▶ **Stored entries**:
━━━━━━━━━━━━━━━━━━━━

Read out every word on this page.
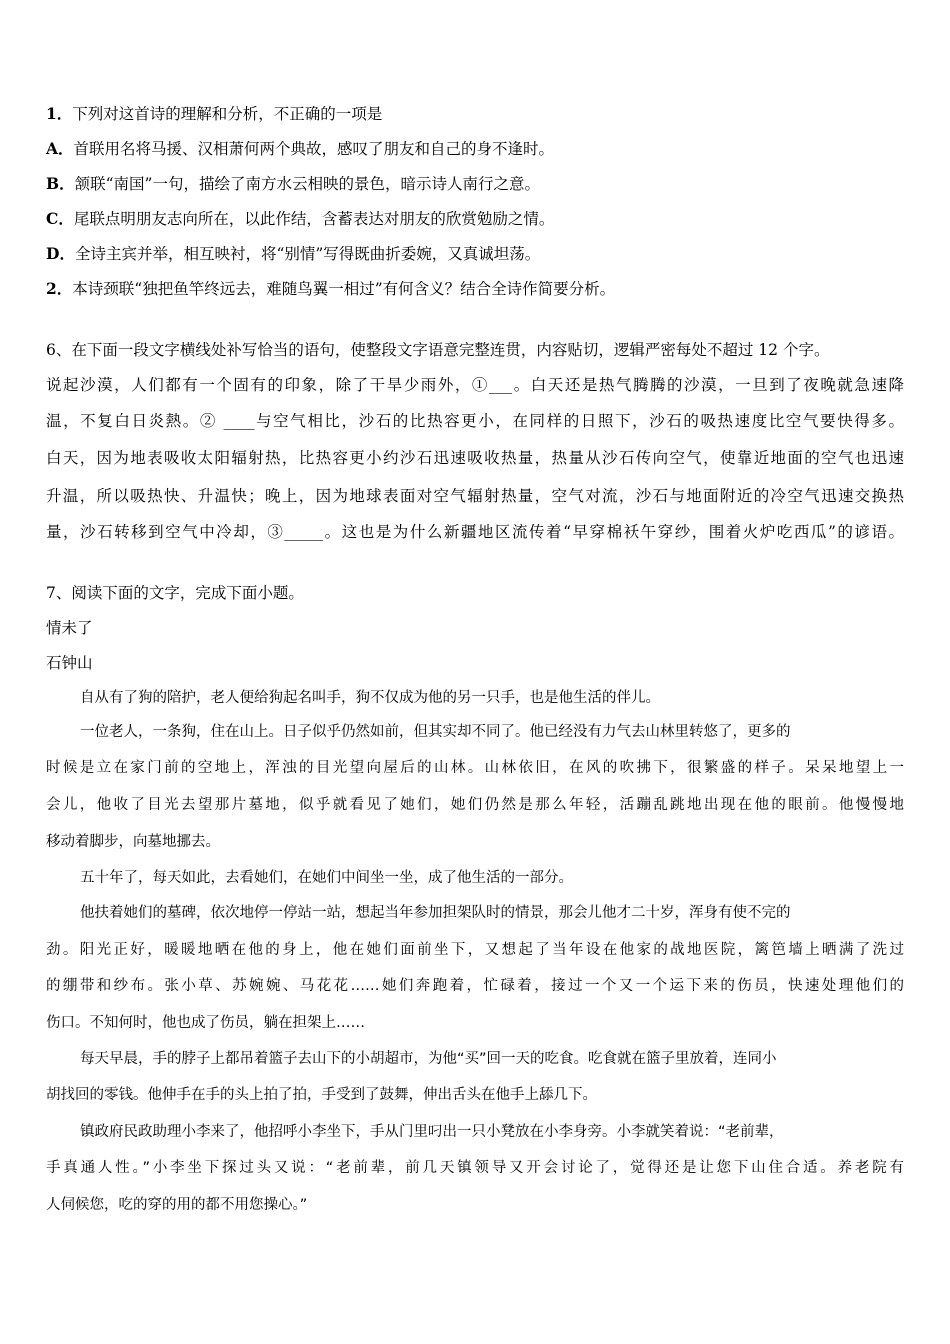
1．下列对这首诗的理解和分析，不正确的一项是
A．首联用名将马援、汉相萧何两个典故，感叹了朋友和自己的身不逢时。
B．颔联“南国”一句，描绘了南方水云相映的景色，暗示诗人南行之意。
C．尾联点明朋友志向所在，以此作结，含蓄表达对朋友的欣赏勉励之情。
D．全诗主宾并举，相互映衬，将“别情”写得既曲折委婉，又真诚坦荡。
2．本诗颈联“独把鱼竿终远去，难随鸟翼一相过”有何含义？结合全诗作简要分析。
6、在下面一段文字横线处补写恰当的语句，使整段文字语意完整连贯，内容贴切，逻辑严密每处不超过 12 个字。
说起沙漠，人们都有一个固有的印象，除了干旱少雨外，①___。白天还是热气腾腾的沙漠，一旦到了夜晚就急速降
温，不复白日炎熱。② ____与空气相比，沙石的比热容更小，在同样的日照下，沙石的吸热速度比空气要快得多。
白天，因为地表吸收太阳辐射热，比热容更小约沙石迅速吸收热量，热量从沙石传向空气，使靠近地面的空气也迅速
升温，所以吸热快、升温快；晚上，因为地球表面对空气辐射热量，空气对流，沙石与地面附近的冷空气迅速交换热
量，沙石转移到空气中冷却，③_____。这也是为什么新疆地区流传着“早穿棉袄午穿纱，围着火炉吃西瓜”的谚语。
7、阅读下面的文字，完成下面小题。
情未了
石钟山
自从有了狗的陪护，老人便给狗起名叫手，狗不仅成为他的另一只手，也是他生活的伴儿。
一位老人，一条狗，住在山上。日子似乎仍然如前，但其实却不同了。他已经没有力气去山林里转悠了，更多的
时候是立在家门前的空地上，浑浊的目光望向屋后的山林。山林依旧，在风的吹拂下，很繁盛的样子。呆呆地望上一
会儿，他收了目光去望那片墓地，似乎就看见了她们，她们仍然是那么年轻，活蹦乱跳地出现在他的眼前。他慢慢地
移动着脚步，向墓地挪去。
五十年了，每天如此，去看她们，在她们中间坐一坐，成了他生活的一部分。
他扶着她们的墓碑，依次地停一停站一站，想起当年参加担架队时的情景，那会儿他才二十岁，浑身有使不完的
劲。阳光正好，暖暖地晒在他的身上，他在她们面前坐下，又想起了当年设在他家的战地医院，篱笆墙上晒满了洗过
的绷带和纱布。张小草、苏婉婉、马花花……她们奔跑着，忙碌着，接过一个又一个运下来的伤员，快速处理他们的
伤口。不知何时，他也成了伤员，躺在担架上……
每天早晨，手的脖子上都吊着篮子去山下的小胡超市，为他“买”回一天的吃食。吃食就在篮子里放着，连同小
胡找回的零钱。他伸手在手的头上拍了拍，手受到了鼓舞，伸出舌头在他手上舔几下。
镇政府民政助理小李来了，他招呼小李坐下，手从门里叼出一只小凳放在小李身旁。小李就笑着说：“老前辈，
手真通人性。”小李坐下探过头又说：“老前辈，前几天镇领导又开会讨论了，觉得还是让您下山住合适。养老院有
人伺候您，吃的穿的用的都不用您操心。”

━━━━━━━━━━━━━━━━━━━━

▶ **What you need to do**: Transcribe the whole listing exactly. Pictures are excluded.

▶ **Answer to this problem**:
Read out every word on this page.
1．下列对这首诗的理解和分析，不正确的一项是
A．首联用名将马援、汉相萧何两个典故，感叹了朋友和自己的身不逢时。
B．颔联“南国”一句，描绘了南方水云相映的景色，暗示诗人南行之意。
C．尾联点明朋友志向所在，以此作结，含蓄表达对朋友的欣赏勉励之情。
D．全诗主宾并举，相互映衬，将“别情”写得既曲折委婉，又真诚坦荡。
2．本诗颈联“独把鱼竿终远去，难随鸟翼一相过”有何含义？结合全诗作简要分析。
6、在下面一段文字横线处补写恰当的语句，使整段文字语意完整连贯，内容贴切，逻辑严密每处不超过 12 个字。
说起沙漠，人们都有一个固有的印象，除了干旱少雨外，①___。白天还是热气腾腾的沙漠，一旦到了夜晚就急速降
温，不复白日炎熱。② ____与空气相比，沙石的比热容更小，在同样的日照下，沙石的吸热速度比空气要快得多。
白天，因为地表吸收太阳辐射热，比热容更小约沙石迅速吸收热量，热量从沙石传向空气，使靠近地面的空气也迅速
升温，所以吸热快、升温快；晚上，因为地球表面对空气辐射热量，空气对流，沙石与地面附近的冷空气迅速交换热
量，沙石转移到空气中冷却，③_____。这也是为什么新疆地区流传着“早穿棉袄午穿纱，围着火炉吃西瓜”的谚语。
7、阅读下面的文字，完成下面小题。
情未了
石钟山
自从有了狗的陪护，老人便给狗起名叫手，狗不仅成为他的另一只手，也是他生活的伴儿。
一位老人，一条狗，住在山上。日子似乎仍然如前，但其实却不同了。他已经没有力气去山林里转悠了，更多的
时候是立在家门前的空地上，浑浊的目光望向屋后的山林。山林依旧，在风的吹拂下，很繁盛的样子。呆呆地望上一
会儿，他收了目光去望那片墓地，似乎就看见了她们，她们仍然是那么年轻，活蹦乱跳地出现在他的眼前。他慢慢地
移动着脚步，向墓地挪去。
五十年了，每天如此，去看她们，在她们中间坐一坐，成了他生活的一部分。
他扶着她们的墓碑，依次地停一停站一站，想起当年参加担架队时的情景，那会儿他才二十岁，浑身有使不完的
劲。阳光正好，暖暖地晒在他的身上，他在她们面前坐下，又想起了当年设在他家的战地医院，篱笆墙上晒满了洗过
的绷带和纱布。张小草、苏婉婉、马花花……她们奔跑着，忙碌着，接过一个又一个运下来的伤员，快速处理他们的
伤口。不知何时，他也成了伤员，躺在担架上……
每天早晨，手的脖子上都吊着篮子去山下的小胡超市，为他“买”回一天的吃食。吃食就在篮子里放着，连同小
胡找回的零钱。他伸手在手的头上拍了拍，手受到了鼓舞，伸出舌头在他手上舔几下。
镇政府民政助理小李来了，他招呼小李坐下，手从门里叼出一只小凳放在小李身旁。小李就笑着说：“老前辈，
手真通人性。”小李坐下探过头又说：“老前辈，前几天镇领导又开会讨论了，觉得还是让您下山住合适。养老院有
人伺候您，吃的穿的用的都不用您操心。”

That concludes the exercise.